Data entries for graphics

※ ※ ※

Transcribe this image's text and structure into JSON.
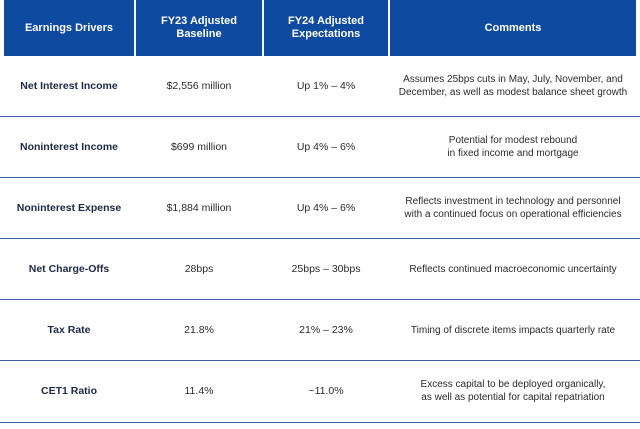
{
  "header": {
    "col1": "Earnings Drivers",
    "col2_line1": "FY23 Adjusted",
    "col2_line2": "Baseline",
    "col3_line1": "FY24 Adjusted",
    "col3_line2": "Expectations",
    "col4": "Comments"
  },
  "rows": [
    {
      "driver": "Net Interest Income",
      "baseline": "$2,556 million",
      "expectation": "Up 1% – 4%",
      "comment_line1": "Assumes 25bps cuts in May, July, November, and",
      "comment_line2": "December, as well as modest balance sheet growth"
    },
    {
      "driver": "Noninterest Income",
      "baseline": "$699 million",
      "expectation": "Up 4% – 6%",
      "comment_line1": "Potential for modest rebound",
      "comment_line2": "in fixed income and mortgage"
    },
    {
      "driver": "Noninterest Expense",
      "baseline": "$1,884 million",
      "expectation": "Up 4% – 6%",
      "comment_line1": "Reflects investment in technology and personnel",
      "comment_line2": "with a continued focus on operational efficiencies"
    },
    {
      "driver": "Net Charge-Offs",
      "baseline": "28bps",
      "expectation": "25bps – 30bps",
      "comment_line1": "Reflects continued macroeconomic uncertainty",
      "comment_line2": ""
    },
    {
      "driver": "Tax Rate",
      "baseline": "21.8%",
      "expectation": "21% – 23%",
      "comment_line1": "Timing of discrete items impacts quarterly rate",
      "comment_line2": ""
    },
    {
      "driver": "CET1 Ratio",
      "baseline": "11.4%",
      "expectation": "~11.0%",
      "comment_line1": "Excess capital to be deployed organically,",
      "comment_line2": "as well as potential for capital repatriation"
    }
  ],
  "colors": {
    "header_bg": "#0f4aa1",
    "header_text": "#ffffff",
    "row_divider": "#3f5fa8"
  }
}
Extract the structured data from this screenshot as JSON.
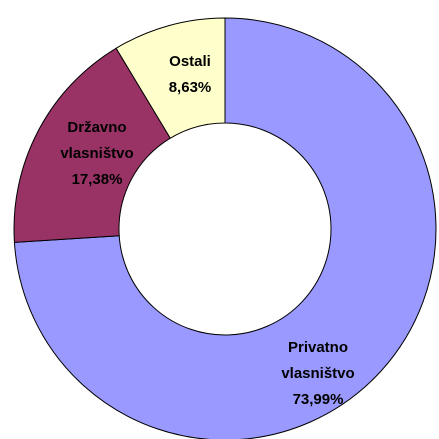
{
  "chart_data": {
    "type": "donut",
    "categories": [
      "Privatno vlasništvo",
      "Državno vlasništvo",
      "Ostali"
    ],
    "values": [
      73.99,
      17.38,
      8.63
    ],
    "value_labels": [
      "73,99%",
      "17,38%",
      "8,63%"
    ],
    "colors": [
      "#9999ff",
      "#993366",
      "#ffffcc"
    ]
  }
}
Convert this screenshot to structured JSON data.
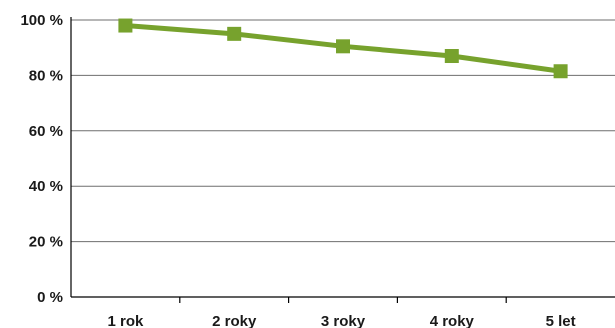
{
  "chart_data": {
    "type": "line",
    "categories": [
      "1 rok",
      "2 roky",
      "3 roky",
      "4 roky",
      "5 let"
    ],
    "series": [
      {
        "values": [
          98,
          95,
          90.5,
          87,
          81.5
        ],
        "color": "#77a22d",
        "marker": "square"
      }
    ],
    "y_ticks": [
      "0 %",
      "20 %",
      "40 %",
      "60 %",
      "80 %",
      "100 %"
    ],
    "ylim": [
      0,
      100
    ],
    "grid": true,
    "legend": "none"
  }
}
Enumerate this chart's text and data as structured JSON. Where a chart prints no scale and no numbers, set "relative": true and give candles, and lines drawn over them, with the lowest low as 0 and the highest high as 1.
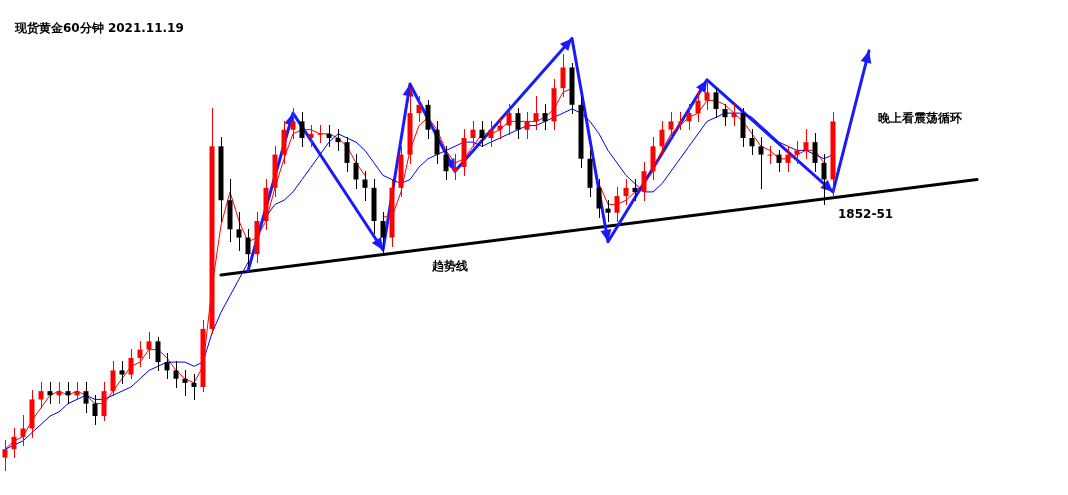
{
  "chart_data": {
    "type": "candlestick",
    "title": "现货黄金60分钟 2021.11.19",
    "relative": true,
    "categories": [
      null,
      null,
      null,
      null,
      null,
      null,
      null,
      null,
      null,
      null,
      null,
      null,
      null,
      null,
      null,
      null,
      null,
      null,
      null,
      null,
      null,
      null,
      null,
      null,
      null,
      null,
      null,
      null,
      null,
      null,
      null,
      null,
      null,
      null,
      null,
      null,
      null,
      null,
      null,
      null,
      null,
      null,
      null,
      null,
      null,
      null,
      null,
      null,
      null,
      null,
      null,
      null,
      null,
      null,
      null,
      null,
      null,
      null,
      null,
      null,
      null,
      null,
      null,
      null,
      null,
      null,
      null,
      null,
      null,
      null,
      null,
      null,
      null,
      null,
      null,
      null,
      null,
      null,
      null,
      null,
      null,
      null,
      null,
      null,
      null,
      null,
      null,
      null,
      null,
      null,
      null,
      null,
      null,
      null,
      null,
      null,
      null,
      null,
      null,
      null,
      null,
      null,
      null,
      null,
      null,
      null,
      null,
      null,
      null
    ],
    "ohlc": [
      [
        0.03,
        0.07,
        0,
        0.05
      ],
      [
        0.05,
        0.1,
        0.03,
        0.08
      ],
      [
        0.08,
        0.13,
        0.06,
        0.1
      ],
      [
        0.1,
        0.19,
        0.08,
        0.17
      ],
      [
        0.17,
        0.21,
        0.15,
        0.19
      ],
      [
        0.19,
        0.21,
        0.16,
        0.18
      ],
      [
        0.18,
        0.21,
        0.16,
        0.19
      ],
      [
        0.19,
        0.21,
        0.16,
        0.18
      ],
      [
        0.18,
        0.21,
        0.17,
        0.19
      ],
      [
        0.19,
        0.21,
        0.14,
        0.16
      ],
      [
        0.16,
        0.18,
        0.11,
        0.13
      ],
      [
        0.13,
        0.21,
        0.12,
        0.19
      ],
      [
        0.19,
        0.26,
        0.18,
        0.24
      ],
      [
        0.24,
        0.26,
        0.21,
        0.23
      ],
      [
        0.23,
        0.29,
        0.22,
        0.27
      ],
      [
        0.27,
        0.31,
        0.25,
        0.29
      ],
      [
        0.29,
        0.33,
        0.27,
        0.31
      ],
      [
        0.31,
        0.32,
        0.24,
        0.26
      ],
      [
        0.26,
        0.28,
        0.22,
        0.24
      ],
      [
        0.24,
        0.26,
        0.2,
        0.22
      ],
      [
        0.22,
        0.24,
        0.18,
        0.21
      ],
      [
        0.21,
        0.23,
        0.17,
        0.2
      ],
      [
        0.2,
        0.36,
        0.19,
        0.34
      ],
      [
        0.34,
        0.87,
        0.33,
        0.78
      ],
      [
        0.78,
        0.8,
        0.6,
        0.65
      ],
      [
        0.65,
        0.7,
        0.55,
        0.58
      ],
      [
        0.58,
        0.62,
        0.53,
        0.56
      ],
      [
        0.56,
        0.58,
        0.49,
        0.52
      ],
      [
        0.52,
        0.62,
        0.5,
        0.6
      ],
      [
        0.6,
        0.7,
        0.58,
        0.68
      ],
      [
        0.68,
        0.78,
        0.66,
        0.76
      ],
      [
        0.76,
        0.84,
        0.74,
        0.82
      ],
      [
        0.82,
        0.87,
        0.8,
        0.84
      ],
      [
        0.84,
        0.86,
        0.78,
        0.8
      ],
      [
        0.8,
        0.83,
        0.78,
        0.81
      ],
      [
        0.81,
        0.83,
        0.79,
        0.81
      ],
      [
        0.81,
        0.83,
        0.78,
        0.8
      ],
      [
        0.8,
        0.82,
        0.77,
        0.79
      ],
      [
        0.79,
        0.8,
        0.72,
        0.74
      ],
      [
        0.74,
        0.76,
        0.68,
        0.7
      ],
      [
        0.7,
        0.72,
        0.65,
        0.68
      ],
      [
        0.68,
        0.7,
        0.57,
        0.6
      ],
      [
        0.6,
        0.62,
        0.52,
        0.56
      ],
      [
        0.56,
        0.7,
        0.54,
        0.68
      ],
      [
        0.68,
        0.78,
        0.66,
        0.76
      ],
      [
        0.76,
        0.92,
        0.74,
        0.86
      ],
      [
        0.86,
        0.9,
        0.84,
        0.88
      ],
      [
        0.88,
        0.89,
        0.8,
        0.82
      ],
      [
        0.82,
        0.84,
        0.74,
        0.76
      ],
      [
        0.76,
        0.78,
        0.7,
        0.72
      ],
      [
        0.72,
        0.76,
        0.7,
        0.73
      ],
      [
        0.73,
        0.82,
        0.71,
        0.8
      ],
      [
        0.8,
        0.84,
        0.78,
        0.82
      ],
      [
        0.82,
        0.84,
        0.78,
        0.8
      ],
      [
        0.8,
        0.84,
        0.78,
        0.82
      ],
      [
        0.82,
        0.85,
        0.8,
        0.83
      ],
      [
        0.83,
        0.88,
        0.81,
        0.86
      ],
      [
        0.86,
        0.87,
        0.8,
        0.82
      ],
      [
        0.82,
        0.86,
        0.8,
        0.84
      ],
      [
        0.84,
        0.9,
        0.82,
        0.86
      ],
      [
        0.86,
        0.88,
        0.82,
        0.84
      ],
      [
        0.84,
        0.94,
        0.82,
        0.92
      ],
      [
        0.92,
        1,
        0.9,
        0.97
      ],
      [
        0.97,
        0.98,
        0.86,
        0.88
      ],
      [
        0.88,
        0.9,
        0.73,
        0.75
      ],
      [
        0.75,
        0.77,
        0.66,
        0.68
      ],
      [
        0.68,
        0.7,
        0.61,
        0.63
      ],
      [
        0.63,
        0.65,
        0.6,
        0.62
      ],
      [
        0.62,
        0.68,
        0.6,
        0.66
      ],
      [
        0.66,
        0.7,
        0.64,
        0.68
      ],
      [
        0.68,
        0.7,
        0.65,
        0.67
      ],
      [
        0.67,
        0.74,
        0.65,
        0.72
      ],
      [
        0.72,
        0.8,
        0.7,
        0.78
      ],
      [
        0.78,
        0.84,
        0.76,
        0.82
      ],
      [
        0.82,
        0.86,
        0.8,
        0.84
      ],
      [
        0.84,
        0.86,
        0.82,
        0.84
      ],
      [
        0.84,
        0.88,
        0.82,
        0.86
      ],
      [
        0.86,
        0.91,
        0.84,
        0.89
      ],
      [
        0.89,
        0.93,
        0.87,
        0.91
      ],
      [
        0.91,
        0.92,
        0.85,
        0.87
      ],
      [
        0.87,
        0.88,
        0.83,
        0.85
      ],
      [
        0.85,
        0.88,
        0.83,
        0.86
      ],
      [
        0.86,
        0.87,
        0.78,
        0.8
      ],
      [
        0.8,
        0.82,
        0.76,
        0.78
      ],
      [
        0.78,
        0.8,
        0.68,
        0.76
      ],
      [
        0.76,
        0.78,
        0.74,
        0.76
      ],
      [
        0.76,
        0.77,
        0.72,
        0.74
      ],
      [
        0.74,
        0.78,
        0.72,
        0.76
      ],
      [
        0.76,
        0.79,
        0.74,
        0.77
      ],
      [
        0.77,
        0.82,
        0.75,
        0.79
      ],
      [
        0.79,
        0.81,
        0.72,
        0.74
      ],
      [
        0.74,
        0.76,
        0.64,
        0.7
      ],
      [
        0.7,
        0.86,
        0.66,
        0.84
      ],
      null,
      null,
      null,
      null,
      null,
      null,
      null,
      null,
      null,
      null,
      null,
      null,
      null,
      null,
      null,
      null
    ],
    "colors": [
      "#ff0000",
      "#ff0000",
      "#ff0000",
      "#ff0000",
      "#ff0000",
      "#000000",
      "#ff0000",
      "#000000",
      "#ff0000",
      "#000000",
      "#000000",
      "#ff0000",
      "#ff0000",
      "#000000",
      "#ff0000",
      "#ff0000",
      "#ff0000",
      "#000000",
      "#000000",
      "#000000",
      "#000000",
      "#000000",
      "#ff0000",
      "#ff0000",
      "#000000",
      "#000000",
      "#000000",
      "#000000",
      "#ff0000",
      "#ff0000",
      "#ff0000",
      "#ff0000",
      "#ff0000",
      "#000000",
      "#ff0000",
      "#ff0000",
      "#000000",
      "#000000",
      "#000000",
      "#000000",
      "#000000",
      "#000000",
      "#000000",
      "#ff0000",
      "#ff0000",
      "#ff0000",
      "#ff0000",
      "#000000",
      "#000000",
      "#000000",
      "#ff0000",
      "#ff0000",
      "#ff0000",
      "#000000",
      "#ff0000",
      "#ff0000",
      "#ff0000",
      "#000000",
      "#ff0000",
      "#ff0000",
      "#000000",
      "#ff0000",
      "#ff0000",
      "#000000",
      "#000000",
      "#000000",
      "#000000",
      "#000000",
      "#ff0000",
      "#ff0000",
      "#000000",
      "#ff0000",
      "#ff0000",
      "#ff0000",
      "#ff0000",
      "#ff0000",
      "#ff0000",
      "#ff0000",
      "#ff0000",
      "#000000",
      "#000000",
      "#ff0000",
      "#000000",
      "#000000",
      "#000000",
      "#ff0000",
      "#000000",
      "#ff0000",
      "#ff0000",
      "#ff0000",
      "#000000",
      "#000000",
      "#ff0000",
      null,
      null,
      null,
      null,
      null,
      null,
      null,
      null,
      null,
      null,
      null,
      null,
      null,
      null,
      null,
      null
    ],
    "series": [
      {
        "type": "line",
        "color": "#ff0000",
        "values": [
          0.05,
          0.07,
          0.08,
          0.12,
          0.15,
          0.18,
          0.19,
          0.18,
          0.19,
          0.18,
          0.16,
          0.16,
          0.19,
          0.22,
          0.25,
          0.26,
          0.29,
          0.29,
          0.27,
          0.24,
          0.22,
          0.21,
          0.25,
          0.44,
          0.59,
          0.67,
          0.6,
          0.55,
          0.56,
          0.6,
          0.68,
          0.75,
          0.81,
          0.82,
          0.82,
          0.81,
          0.81,
          0.8,
          0.78,
          0.74,
          0.71,
          null,
          0.61,
          0.61,
          0.67,
          0.77,
          0.83,
          0.85,
          0.82,
          0.77,
          0.74,
          0.75,
          0.78,
          0.81,
          0.81,
          0.82,
          0.84,
          0.84,
          0.84,
          0.84,
          0.85,
          0.87,
          0.91,
          0.92,
          null,
          null,
          0.69,
          0.64,
          0.64,
          0.65,
          0.67,
          0.69,
          0.72,
          0.77,
          0.81,
          0.83,
          0.85,
          0.86,
          0.89,
          0.89,
          0.88,
          0.86,
          0.84,
          0.81,
          0.78,
          0.77,
          0.75,
          0.75,
          0.76,
          0.77,
          0.77,
          0.74,
          null,
          null,
          null,
          null,
          null,
          null,
          null,
          null,
          null,
          null,
          null,
          null,
          null,
          null,
          null,
          null,
          null
        ]
      },
      {
        "type": "line",
        "color": "#0000ff",
        "values": [
          0.05,
          0.06,
          0.07,
          0.09,
          0.11,
          0.13,
          0.14,
          0.16,
          0.17,
          0.18,
          0.17,
          0.17,
          0.18,
          0.19,
          0.2,
          0.22,
          0.24,
          0.25,
          0.26,
          0.26,
          0.26,
          0.25,
          0.26,
          0.33,
          0.38,
          0.42,
          0.46,
          0.5,
          null,
          0.61,
          0.64,
          0.65,
          0.67,
          0.7,
          0.73,
          0.76,
          0.79,
          0.81,
          0.8,
          0.79,
          0.77,
          0.74,
          0.71,
          0.7,
          0.69,
          0.7,
          0.73,
          0.75,
          0.76,
          0.77,
          0.78,
          0.79,
          0.79,
          0.78,
          0.79,
          0.8,
          0.81,
          0.82,
          0.83,
          0.83,
          0.84,
          0.85,
          0.86,
          0.87,
          0.86,
          0.84,
          0.81,
          0.77,
          0.74,
          0.71,
          0.69,
          0.67,
          0.67,
          0.69,
          0.72,
          0.75,
          0.78,
          0.81,
          0.84,
          0.85,
          0.86,
          0.86,
          0.86,
          0.85,
          0.83,
          0.81,
          0.79,
          0.78,
          0.77,
          0.77,
          0.76,
          0.75,
          0.76,
          null,
          null,
          null,
          null,
          null,
          null,
          null,
          null,
          null,
          null,
          null,
          null,
          null,
          null,
          null,
          null
        ]
      },
      {
        "type": "line",
        "color": "#000000",
        "values": [
          null,
          null,
          null,
          null,
          null,
          null,
          null,
          null,
          null,
          null,
          null,
          null,
          null,
          null,
          null,
          null,
          null,
          null,
          null,
          null,
          null,
          null,
          null,
          null,
          0.47,
          null,
          null,
          null,
          null,
          null,
          null,
          null,
          null,
          null,
          null,
          null,
          null,
          null,
          null,
          null,
          null,
          null,
          null,
          null,
          null,
          null,
          null,
          null,
          null,
          null,
          null,
          null,
          null,
          null,
          null,
          null,
          null,
          null,
          null,
          null,
          null,
          null,
          null,
          null,
          null,
          null,
          null,
          null,
          null,
          null,
          null,
          null,
          null,
          null,
          null,
          null,
          null,
          null,
          null,
          null,
          null,
          null,
          null,
          null,
          null,
          null,
          null,
          null,
          null,
          null,
          null,
          null,
          null,
          null,
          null,
          null,
          null,
          null,
          null,
          null,
          null,
          null,
          null,
          null,
          null,
          null,
          null,
          null,
          0.7
        ]
      },
      {
        "type": "line",
        "color": "#1a1aff",
        "values": [
          null,
          null,
          null,
          null,
          null,
          null,
          null,
          null,
          null,
          null,
          null,
          null,
          null,
          null,
          null,
          null,
          null,
          null,
          null,
          null,
          null,
          null,
          null,
          null,
          null,
          null,
          null,
          0.48,
          null,
          null,
          null,
          null,
          0.86,
          null,
          null,
          null,
          null,
          null,
          null,
          null,
          null,
          null,
          0.53,
          null,
          null,
          0.93,
          null,
          null,
          null,
          null,
          0.72,
          null,
          null,
          null,
          null,
          null,
          null,
          null,
          null,
          null,
          null,
          null,
          null,
          1.04,
          null,
          null,
          null,
          0.55,
          null,
          null,
          null,
          null,
          null,
          null,
          null,
          null,
          null,
          null,
          0.94,
          null,
          null,
          null,
          null,
          null,
          null,
          null,
          null,
          null,
          null,
          null,
          null,
          null,
          0.67,
          null,
          null,
          null,
          1.01,
          null,
          null,
          null,
          null,
          null,
          null,
          null,
          null,
          null,
          null,
          null,
          null
        ]
      }
    ],
    "annotations": [
      "1852-51",
      "趋势线",
      "晚上看震荡循环"
    ]
  }
}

※ ※ ※

YOUR TASK. Scan the material above. Copy each line where "relative" occurs.

COMPLETE OUTPUT.
Enumerate this chart's text and data as structured JSON. Where a chart prints no scale and no numbers, set "relative": true and give candles, and lines drawn over them, with the lowest low as 0 and the highest high as 1.
    "relative": true,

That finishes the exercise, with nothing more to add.